EXERCISE DESCRIPTION. Transcribe every line of the records verbatim.

SOURCE MATERIAL.
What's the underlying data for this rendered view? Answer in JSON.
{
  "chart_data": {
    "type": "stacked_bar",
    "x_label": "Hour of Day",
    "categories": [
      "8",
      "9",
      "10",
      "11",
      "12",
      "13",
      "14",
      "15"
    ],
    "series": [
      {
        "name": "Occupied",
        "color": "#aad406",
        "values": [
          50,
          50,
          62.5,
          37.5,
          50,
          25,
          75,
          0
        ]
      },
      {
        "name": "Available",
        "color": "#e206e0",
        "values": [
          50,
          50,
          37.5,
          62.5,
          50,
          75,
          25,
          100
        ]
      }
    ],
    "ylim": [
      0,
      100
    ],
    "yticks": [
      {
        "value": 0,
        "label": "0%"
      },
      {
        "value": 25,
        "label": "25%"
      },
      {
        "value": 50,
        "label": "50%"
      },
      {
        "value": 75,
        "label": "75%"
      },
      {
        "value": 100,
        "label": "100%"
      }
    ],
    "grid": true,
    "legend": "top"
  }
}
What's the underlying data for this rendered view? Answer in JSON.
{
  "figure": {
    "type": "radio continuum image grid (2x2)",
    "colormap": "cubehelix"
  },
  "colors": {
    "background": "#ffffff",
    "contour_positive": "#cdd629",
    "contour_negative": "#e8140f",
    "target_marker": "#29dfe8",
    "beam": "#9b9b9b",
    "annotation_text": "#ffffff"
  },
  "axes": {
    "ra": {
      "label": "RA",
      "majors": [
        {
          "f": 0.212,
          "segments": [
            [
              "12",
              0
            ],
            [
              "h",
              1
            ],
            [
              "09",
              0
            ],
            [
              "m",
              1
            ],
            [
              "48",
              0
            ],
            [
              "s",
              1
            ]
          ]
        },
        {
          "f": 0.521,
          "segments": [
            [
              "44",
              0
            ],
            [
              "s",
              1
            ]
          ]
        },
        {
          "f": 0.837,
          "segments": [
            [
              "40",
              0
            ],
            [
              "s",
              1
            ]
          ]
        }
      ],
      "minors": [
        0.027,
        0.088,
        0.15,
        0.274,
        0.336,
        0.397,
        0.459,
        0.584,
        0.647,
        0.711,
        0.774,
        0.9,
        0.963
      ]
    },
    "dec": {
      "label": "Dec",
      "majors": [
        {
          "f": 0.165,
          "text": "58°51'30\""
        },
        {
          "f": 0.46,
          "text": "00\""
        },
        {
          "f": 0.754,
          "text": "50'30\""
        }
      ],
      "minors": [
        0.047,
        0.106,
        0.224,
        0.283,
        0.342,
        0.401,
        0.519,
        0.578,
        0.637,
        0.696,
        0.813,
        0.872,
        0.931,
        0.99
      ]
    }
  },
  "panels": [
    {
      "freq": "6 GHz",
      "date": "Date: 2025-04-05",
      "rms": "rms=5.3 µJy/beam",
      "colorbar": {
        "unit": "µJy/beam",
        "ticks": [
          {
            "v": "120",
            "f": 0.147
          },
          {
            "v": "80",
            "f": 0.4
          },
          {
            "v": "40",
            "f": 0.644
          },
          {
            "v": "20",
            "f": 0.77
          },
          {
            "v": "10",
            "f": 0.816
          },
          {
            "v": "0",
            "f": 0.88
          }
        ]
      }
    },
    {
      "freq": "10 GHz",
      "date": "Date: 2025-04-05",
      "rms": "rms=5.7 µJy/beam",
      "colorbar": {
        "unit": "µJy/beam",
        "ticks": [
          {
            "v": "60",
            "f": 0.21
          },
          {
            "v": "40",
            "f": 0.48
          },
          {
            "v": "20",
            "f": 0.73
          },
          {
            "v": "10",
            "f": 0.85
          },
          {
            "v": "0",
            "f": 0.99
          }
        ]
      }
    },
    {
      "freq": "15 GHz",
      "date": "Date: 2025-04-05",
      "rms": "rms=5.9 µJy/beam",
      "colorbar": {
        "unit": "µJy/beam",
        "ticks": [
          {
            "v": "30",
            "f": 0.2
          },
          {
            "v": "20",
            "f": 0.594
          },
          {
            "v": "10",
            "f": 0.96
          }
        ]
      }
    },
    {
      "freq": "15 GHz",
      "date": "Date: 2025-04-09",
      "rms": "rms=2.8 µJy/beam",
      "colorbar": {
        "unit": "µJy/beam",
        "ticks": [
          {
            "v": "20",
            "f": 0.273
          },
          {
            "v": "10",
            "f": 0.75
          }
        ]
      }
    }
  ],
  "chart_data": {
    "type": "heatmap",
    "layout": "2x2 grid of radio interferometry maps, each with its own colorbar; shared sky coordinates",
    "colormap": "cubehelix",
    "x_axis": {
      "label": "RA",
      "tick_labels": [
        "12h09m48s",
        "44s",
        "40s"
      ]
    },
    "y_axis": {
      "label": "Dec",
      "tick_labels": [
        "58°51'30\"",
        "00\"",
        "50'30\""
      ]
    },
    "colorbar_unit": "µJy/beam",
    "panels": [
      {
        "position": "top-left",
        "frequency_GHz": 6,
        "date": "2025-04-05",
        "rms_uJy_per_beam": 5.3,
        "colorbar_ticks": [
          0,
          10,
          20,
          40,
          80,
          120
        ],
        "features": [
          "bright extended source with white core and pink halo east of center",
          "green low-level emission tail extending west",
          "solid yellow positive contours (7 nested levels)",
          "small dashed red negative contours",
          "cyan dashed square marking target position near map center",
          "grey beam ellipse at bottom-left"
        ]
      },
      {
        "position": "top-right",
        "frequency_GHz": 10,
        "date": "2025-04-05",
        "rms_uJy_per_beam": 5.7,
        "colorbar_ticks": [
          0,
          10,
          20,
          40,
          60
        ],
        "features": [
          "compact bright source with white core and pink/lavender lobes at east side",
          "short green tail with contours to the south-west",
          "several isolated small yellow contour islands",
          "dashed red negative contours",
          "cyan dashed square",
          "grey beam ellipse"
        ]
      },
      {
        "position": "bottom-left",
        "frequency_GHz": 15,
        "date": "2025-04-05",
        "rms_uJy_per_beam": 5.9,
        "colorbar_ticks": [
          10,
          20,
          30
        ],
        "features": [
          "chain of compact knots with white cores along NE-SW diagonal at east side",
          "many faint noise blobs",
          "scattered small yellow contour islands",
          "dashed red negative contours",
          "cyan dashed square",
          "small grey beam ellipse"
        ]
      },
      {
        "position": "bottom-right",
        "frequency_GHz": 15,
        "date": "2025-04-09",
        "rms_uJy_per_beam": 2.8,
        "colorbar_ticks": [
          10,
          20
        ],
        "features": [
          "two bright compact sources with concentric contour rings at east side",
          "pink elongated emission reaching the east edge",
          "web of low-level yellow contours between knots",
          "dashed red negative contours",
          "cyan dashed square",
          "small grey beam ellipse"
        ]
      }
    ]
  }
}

THE COMPLETED TASK.
What's the underlying data for this rendered view? Answer in JSON.
{
  "chart_data": {
    "type": "stacked_bar",
    "x_label": "Hour of Day",
    "categories": [
      "8",
      "9",
      "10",
      "11",
      "12",
      "13",
      "14",
      "15"
    ],
    "series": [
      {
        "name": "Occupied",
        "color": "#aad406",
        "values": [
          50,
          50,
          62.5,
          37.5,
          50,
          25,
          75,
          0
        ]
      },
      {
        "name": "Available",
        "color": "#e206e0",
        "values": [
          50,
          50,
          37.5,
          62.5,
          50,
          75,
          25,
          100
        ]
      }
    ],
    "ylim": [
      0,
      100
    ],
    "yticks": [
      {
        "value": 0,
        "label": "0%"
      },
      {
        "value": 25,
        "label": "25%"
      },
      {
        "value": 50,
        "label": "50%"
      },
      {
        "value": 75,
        "label": "75%"
      },
      {
        "value": 100,
        "label": "100%"
      }
    ],
    "grid": true,
    "legend": "top"
  }
}
What's the underlying data for this rendered view? Answer in JSON.
{
  "figure": {
    "type": "radio continuum image grid (2x2)",
    "colormap": "cubehelix"
  },
  "colors": {
    "background": "#ffffff",
    "contour_positive": "#cdd629",
    "contour_negative": "#e8140f",
    "target_marker": "#29dfe8",
    "beam": "#9b9b9b",
    "annotation_text": "#ffffff"
  },
  "axes": {
    "ra": {
      "label": "RA",
      "majors": [
        {
          "f": 0.212,
          "segments": [
            [
              "12",
              0
            ],
            [
              "h",
              1
            ],
            [
              "09",
              0
            ],
            [
              "m",
              1
            ],
            [
              "48",
              0
            ],
            [
              "s",
              1
            ]
          ]
        },
        {
          "f": 0.521,
          "segments": [
            [
              "44",
              0
            ],
            [
              "s",
              1
            ]
          ]
        },
        {
          "f": 0.837,
          "segments": [
            [
              "40",
              0
            ],
            [
              "s",
              1
            ]
          ]
        }
      ],
      "minors": [
        0.027,
        0.088,
        0.15,
        0.274,
        0.336,
        0.397,
        0.459,
        0.584,
        0.647,
        0.711,
        0.774,
        0.9,
        0.963
      ]
    },
    "dec": {
      "label": "Dec",
      "majors": [
        {
          "f": 0.165,
          "text": "58°51'30\""
        },
        {
          "f": 0.46,
          "text": "00\""
        },
        {
          "f": 0.754,
          "text": "50'30\""
        }
      ],
      "minors": [
        0.047,
        0.106,
        0.224,
        0.283,
        0.342,
        0.401,
        0.519,
        0.578,
        0.637,
        0.696,
        0.813,
        0.872,
        0.931,
        0.99
      ]
    }
  },
  "panels": [
    {
      "freq": "6 GHz",
      "date": "Date: 2025-04-05",
      "rms": "rms=5.3 µJy/beam",
      "colorbar": {
        "unit": "µJy/beam",
        "ticks": [
          {
            "v": "120",
            "f": 0.147
          },
          {
            "v": "80",
            "f": 0.4
          },
          {
            "v": "40",
            "f": 0.644
          },
          {
            "v": "20",
            "f": 0.77
          },
          {
            "v": "10",
            "f": 0.816
          },
          {
            "v": "0",
            "f": 0.88
          }
        ]
      }
    },
    {
      "freq": "10 GHz",
      "date": "Date: 2025-04-05",
      "rms": "rms=5.7 µJy/beam",
      "colorbar": {
        "unit": "µJy/beam",
        "ticks": [
          {
            "v": "60",
            "f": 0.21
          },
          {
            "v": "40",
            "f": 0.48
          },
          {
            "v": "20",
            "f": 0.73
          },
          {
            "v": "10",
            "f": 0.85
          },
          {
            "v": "0",
            "f": 0.99
          }
        ]
      }
    },
    {
      "freq": "15 GHz",
      "date": "Date: 2025-04-05",
      "rms": "rms=5.9 µJy/beam",
      "colorbar": {
        "unit": "µJy/beam",
        "ticks": [
          {
            "v": "30",
            "f": 0.2
          },
          {
            "v": "20",
            "f": 0.594
          },
          {
            "v": "10",
            "f": 0.96
          }
        ]
      }
    },
    {
      "freq": "15 GHz",
      "date": "Date: 2025-04-09",
      "rms": "rms=2.8 µJy/beam",
      "colorbar": {
        "unit": "µJy/beam",
        "ticks": [
          {
            "v": "20",
            "f": 0.273
          },
          {
            "v": "10",
            "f": 0.75
          }
        ]
      }
    }
  ],
  "chart_data": {
    "type": "heatmap",
    "layout": "2x2 grid of radio interferometry maps, each with its own colorbar; shared sky coordinates",
    "colormap": "cubehelix",
    "x_axis": {
      "label": "RA",
      "tick_labels": [
        "12h09m48s",
        "44s",
        "40s"
      ]
    },
    "y_axis": {
      "label": "Dec",
      "tick_labels": [
        "58°51'30\"",
        "00\"",
        "50'30\""
      ]
    },
    "colorbar_unit": "µJy/beam",
    "panels": [
      {
        "position": "top-left",
        "frequency_GHz": 6,
        "date": "2025-04-05",
        "rms_uJy_per_beam": 5.3,
        "colorbar_ticks": [
          0,
          10,
          20,
          40,
          80,
          120
        ],
        "features": [
          "bright extended source with white core and pink halo east of center",
          "green low-level emission tail extending west",
          "solid yellow positive contours (7 nested levels)",
          "small dashed red negative contours",
          "cyan dashed square marking target position near map center",
          "grey beam ellipse at bottom-left"
        ]
      },
      {
        "position": "top-right",
        "frequency_GHz": 10,
        "date": "2025-04-05",
        "rms_uJy_per_beam": 5.7,
        "colorbar_ticks": [
          0,
          10,
          20,
          40,
          60
        ],
        "features": [
          "compact bright source with white core and pink/lavender lobes at east side",
          "short green tail with contours to the south-west",
          "several isolated small yellow contour islands",
          "dashed red negative contours",
          "cyan dashed square",
          "grey beam ellipse"
        ]
      },
      {
        "position": "bottom-left",
        "frequency_GHz": 15,
        "date": "2025-04-05",
        "rms_uJy_per_beam": 5.9,
        "colorbar_ticks": [
          10,
          20,
          30
        ],
        "features": [
          "chain of compact knots with white cores along NE-SW diagonal at east side",
          "many faint noise blobs",
          "scattered small yellow contour islands",
          "dashed red negative contours",
          "cyan dashed square",
          "small grey beam ellipse"
        ]
      },
      {
        "position": "bottom-right",
        "frequency_GHz": 15,
        "date": "2025-04-09",
        "rms_uJy_per_beam": 2.8,
        "colorbar_ticks": [
          10,
          20
        ],
        "features": [
          "two bright compact sources with concentric contour rings at east side",
          "pink elongated emission reaching the east edge",
          "web of low-level yellow contours between knots",
          "dashed red negative contours",
          "cyan dashed square",
          "small grey beam ellipse"
        ]
      }
    ]
  }
}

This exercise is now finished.